▸ WHAT YOU NEED TO DO
Give, as a bare number, the count of lines that contain the word "false".
# Start of DATASET RECORDS
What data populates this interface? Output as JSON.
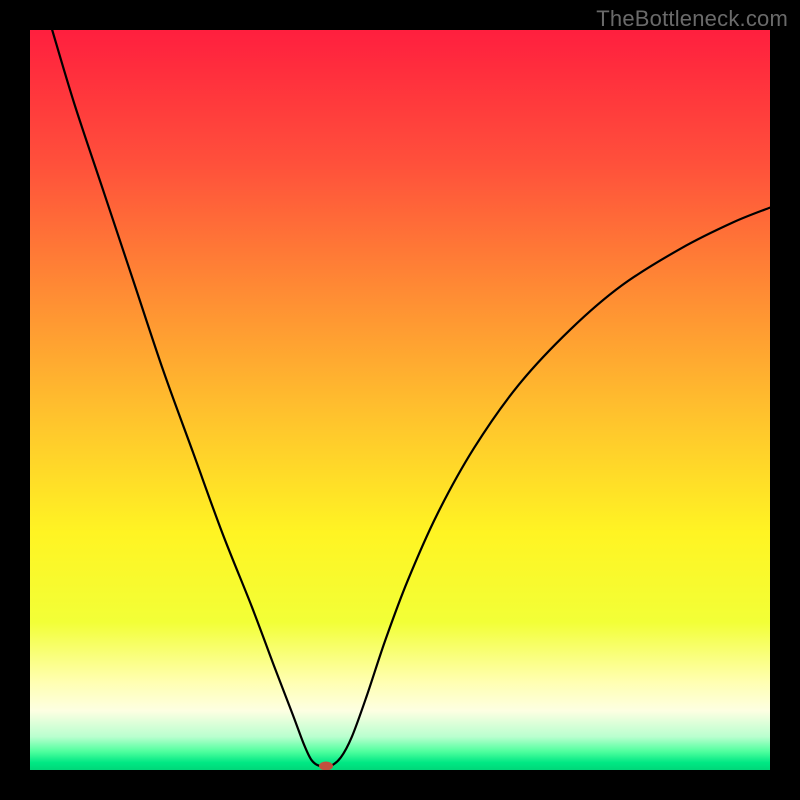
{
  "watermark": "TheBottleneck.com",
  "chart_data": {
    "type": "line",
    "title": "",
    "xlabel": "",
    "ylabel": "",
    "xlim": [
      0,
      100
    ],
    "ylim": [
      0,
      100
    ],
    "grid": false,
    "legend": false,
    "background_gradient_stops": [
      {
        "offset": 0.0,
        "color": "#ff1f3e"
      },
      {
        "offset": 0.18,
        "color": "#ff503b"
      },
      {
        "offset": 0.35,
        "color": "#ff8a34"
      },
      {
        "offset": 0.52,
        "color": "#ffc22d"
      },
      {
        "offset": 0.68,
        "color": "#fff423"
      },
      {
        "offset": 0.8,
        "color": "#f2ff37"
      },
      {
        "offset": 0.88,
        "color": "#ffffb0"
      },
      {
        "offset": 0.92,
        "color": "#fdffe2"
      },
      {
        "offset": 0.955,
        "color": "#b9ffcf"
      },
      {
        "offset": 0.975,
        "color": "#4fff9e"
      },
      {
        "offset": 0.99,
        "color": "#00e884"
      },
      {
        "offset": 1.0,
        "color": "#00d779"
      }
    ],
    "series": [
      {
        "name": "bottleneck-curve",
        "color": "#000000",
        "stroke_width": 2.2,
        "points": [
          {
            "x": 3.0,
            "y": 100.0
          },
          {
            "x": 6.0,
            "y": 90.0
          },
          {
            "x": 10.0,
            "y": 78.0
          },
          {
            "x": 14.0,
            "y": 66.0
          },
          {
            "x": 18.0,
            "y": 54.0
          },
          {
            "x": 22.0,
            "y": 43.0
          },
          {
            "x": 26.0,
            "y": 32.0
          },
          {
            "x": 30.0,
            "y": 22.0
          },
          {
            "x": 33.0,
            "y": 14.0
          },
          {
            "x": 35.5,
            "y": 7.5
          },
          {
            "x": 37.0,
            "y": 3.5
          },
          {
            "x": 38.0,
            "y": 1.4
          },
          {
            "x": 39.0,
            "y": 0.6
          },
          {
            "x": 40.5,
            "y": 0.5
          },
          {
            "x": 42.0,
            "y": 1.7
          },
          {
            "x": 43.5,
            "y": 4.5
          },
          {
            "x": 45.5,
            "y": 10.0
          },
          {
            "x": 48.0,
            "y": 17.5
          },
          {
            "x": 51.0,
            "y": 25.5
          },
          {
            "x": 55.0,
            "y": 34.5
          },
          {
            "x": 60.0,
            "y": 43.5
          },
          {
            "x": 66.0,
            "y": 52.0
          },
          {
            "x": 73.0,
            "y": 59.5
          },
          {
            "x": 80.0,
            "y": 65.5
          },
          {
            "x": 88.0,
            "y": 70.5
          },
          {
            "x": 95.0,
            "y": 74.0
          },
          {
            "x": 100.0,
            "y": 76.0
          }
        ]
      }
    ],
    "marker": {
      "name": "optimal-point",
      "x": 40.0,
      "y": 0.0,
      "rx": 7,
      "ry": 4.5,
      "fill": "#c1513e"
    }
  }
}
# End of DATASET RECORDS
# Start of DATASET RECORDS
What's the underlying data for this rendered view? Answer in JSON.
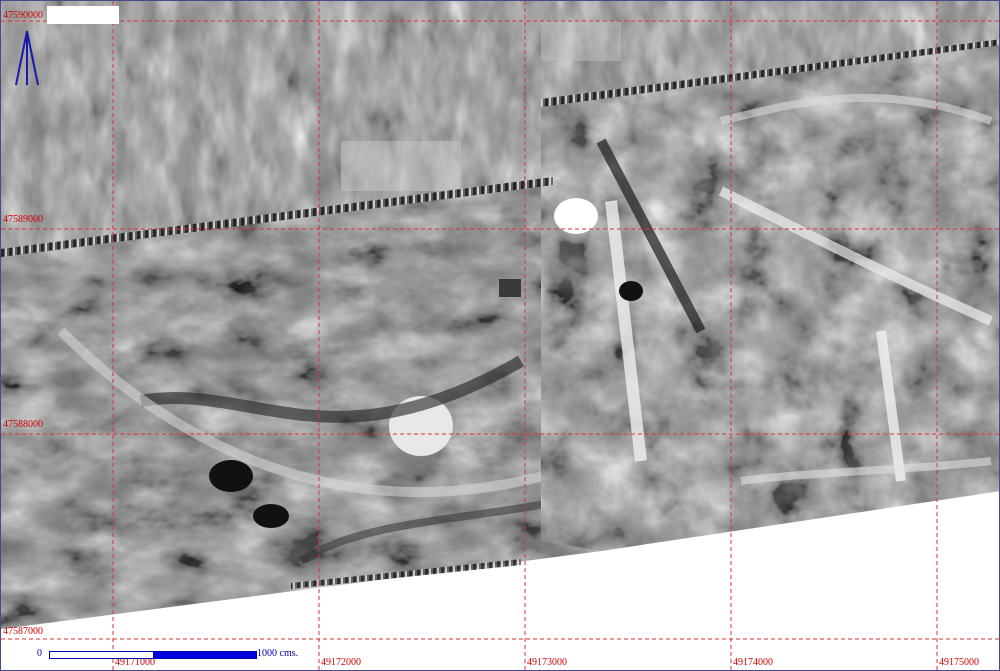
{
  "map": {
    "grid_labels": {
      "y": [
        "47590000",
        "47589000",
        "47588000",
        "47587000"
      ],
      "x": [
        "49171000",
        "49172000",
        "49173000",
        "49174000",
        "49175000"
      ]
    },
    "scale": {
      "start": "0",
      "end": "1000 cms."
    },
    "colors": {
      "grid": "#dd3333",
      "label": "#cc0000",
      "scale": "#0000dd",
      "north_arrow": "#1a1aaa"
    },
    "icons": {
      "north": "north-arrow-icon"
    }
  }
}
# End of DATASET RECORDS
# Start of DATASET RECORDS
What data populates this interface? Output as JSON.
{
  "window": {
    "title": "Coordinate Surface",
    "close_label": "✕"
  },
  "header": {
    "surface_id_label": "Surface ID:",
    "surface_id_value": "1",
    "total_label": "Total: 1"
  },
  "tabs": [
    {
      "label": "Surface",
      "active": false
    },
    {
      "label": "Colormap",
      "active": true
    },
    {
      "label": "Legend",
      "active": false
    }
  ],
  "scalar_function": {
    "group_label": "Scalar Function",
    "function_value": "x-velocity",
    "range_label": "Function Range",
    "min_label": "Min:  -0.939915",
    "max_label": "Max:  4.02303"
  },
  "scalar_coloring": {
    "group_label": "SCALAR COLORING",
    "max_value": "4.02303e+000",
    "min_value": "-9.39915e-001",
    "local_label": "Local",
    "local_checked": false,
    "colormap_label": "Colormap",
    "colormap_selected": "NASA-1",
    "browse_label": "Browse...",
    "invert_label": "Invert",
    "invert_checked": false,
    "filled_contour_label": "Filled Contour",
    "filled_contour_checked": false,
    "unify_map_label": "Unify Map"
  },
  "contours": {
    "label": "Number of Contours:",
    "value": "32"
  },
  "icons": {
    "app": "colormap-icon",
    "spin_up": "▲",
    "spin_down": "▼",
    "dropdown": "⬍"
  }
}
# End of DATASET RECORDS
▸ FULL OUTPUT
7